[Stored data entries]
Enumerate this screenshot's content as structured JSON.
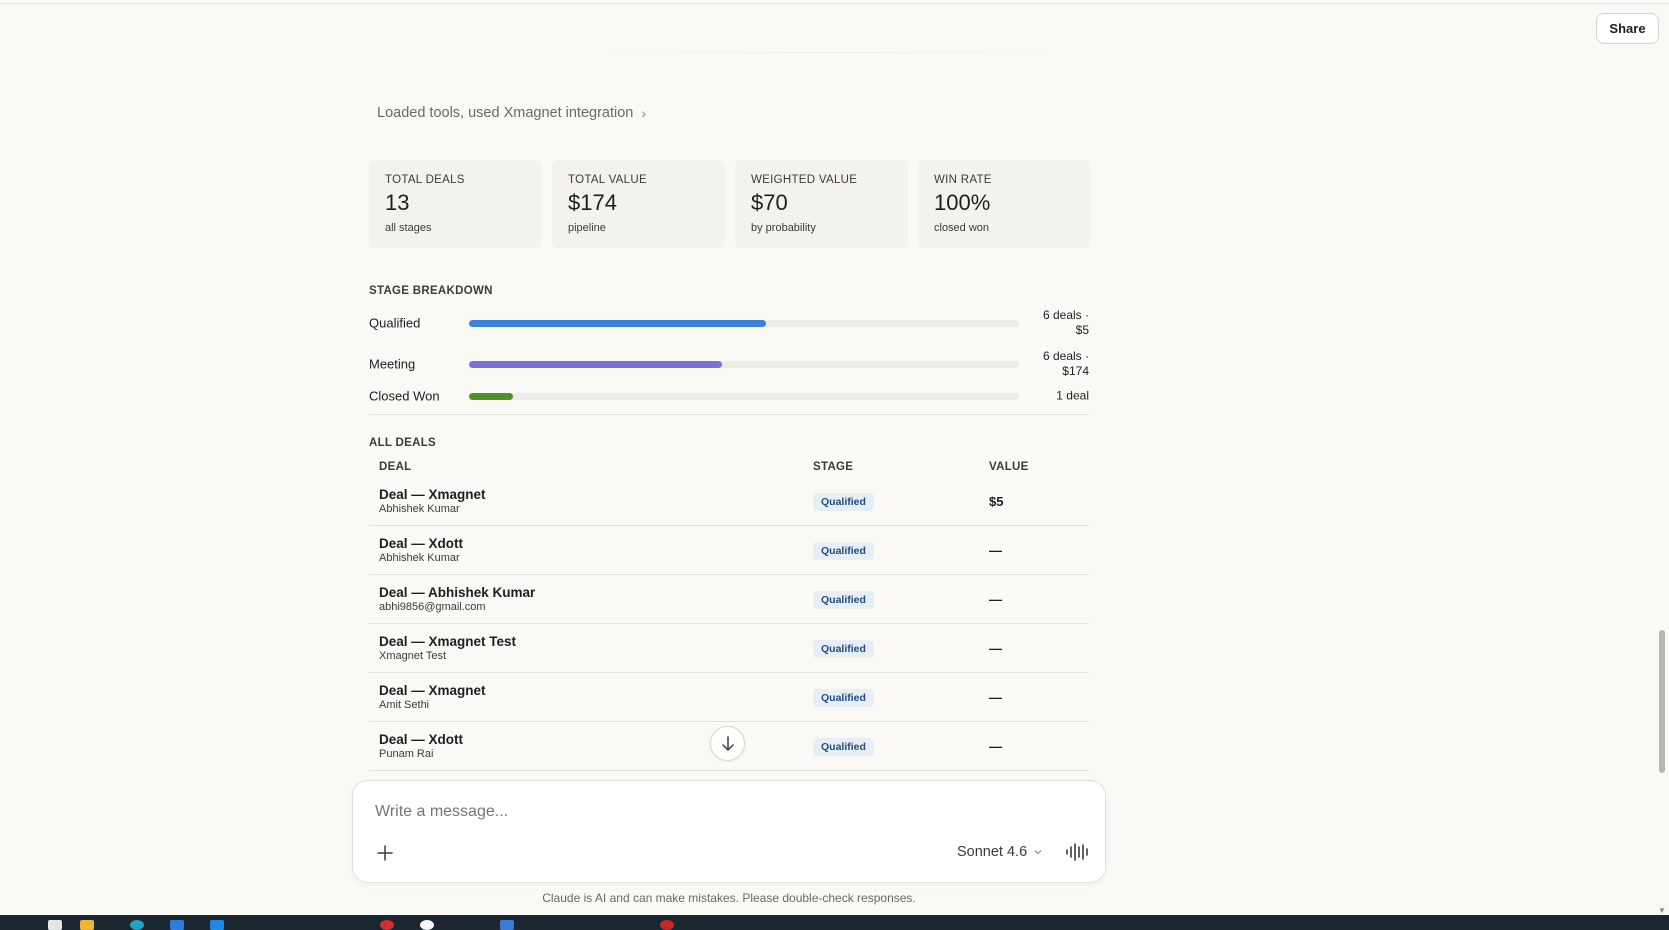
{
  "header": {
    "share_label": "Share"
  },
  "tools_line": {
    "text": "Loaded tools, used Xmagnet integration",
    "chevron": "›"
  },
  "stats": [
    {
      "label": "TOTAL DEALS",
      "value": "13",
      "sub": "all stages"
    },
    {
      "label": "TOTAL VALUE",
      "value": "$174",
      "sub": "pipeline"
    },
    {
      "label": "WEIGHTED VALUE",
      "value": "$70",
      "sub": "by probability"
    },
    {
      "label": "WIN RATE",
      "value": "100%",
      "sub": "closed won"
    }
  ],
  "stage_breakdown": {
    "title": "STAGE BREAKDOWN",
    "stages": [
      {
        "name": "Qualified",
        "count_line1": "6 deals ·",
        "count_line2": "$5",
        "fill": 0.54,
        "color": "#3b82d9"
      },
      {
        "name": "Meeting",
        "count_line1": "6 deals ·",
        "count_line2": "$174",
        "fill": 0.46,
        "color": "#7b6fd8"
      },
      {
        "name": "Closed Won",
        "count_line1": "1 deal",
        "count_line2": "",
        "fill": 0.08,
        "color": "#4e9128"
      }
    ]
  },
  "all_deals": {
    "title": "ALL DEALS",
    "columns": [
      "DEAL",
      "STAGE",
      "VALUE"
    ],
    "rows": [
      {
        "name": "Deal — Xmagnet",
        "sub": "Abhishek Kumar",
        "stage": "Qualified",
        "value": "$5"
      },
      {
        "name": "Deal — Xdott",
        "sub": "Abhishek Kumar",
        "stage": "Qualified",
        "value": "—"
      },
      {
        "name": "Deal — Abhishek Kumar",
        "sub": "abhi9856@gmail.com",
        "stage": "Qualified",
        "value": "—"
      },
      {
        "name": "Deal — Xmagnet Test",
        "sub": "Xmagnet Test",
        "stage": "Qualified",
        "value": "—"
      },
      {
        "name": "Deal — Xmagnet",
        "sub": "Amit Sethi",
        "stage": "Qualified",
        "value": "—"
      },
      {
        "name": "Deal — Xdott",
        "sub": "Punam Rai",
        "stage": "Qualified",
        "value": "—"
      }
    ]
  },
  "composer": {
    "placeholder": "Write a message...",
    "model": "Sonnet 4.6",
    "plus_icon": "plus-icon",
    "voice_icon": "voice-waveform-icon"
  },
  "disclaimer": "Claude is AI and can make mistakes. Please double-check responses.",
  "colors": {
    "badge_bg": "#e8eef5",
    "badge_text": "#1e4c84",
    "page_bg": "#faf9f5"
  }
}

- What is being asked
Your task is to pick out every line with the string "title" and copy it.

- Expected answer
    "title": "STAGE BREAKDOWN",
    "title": "ALL DEALS",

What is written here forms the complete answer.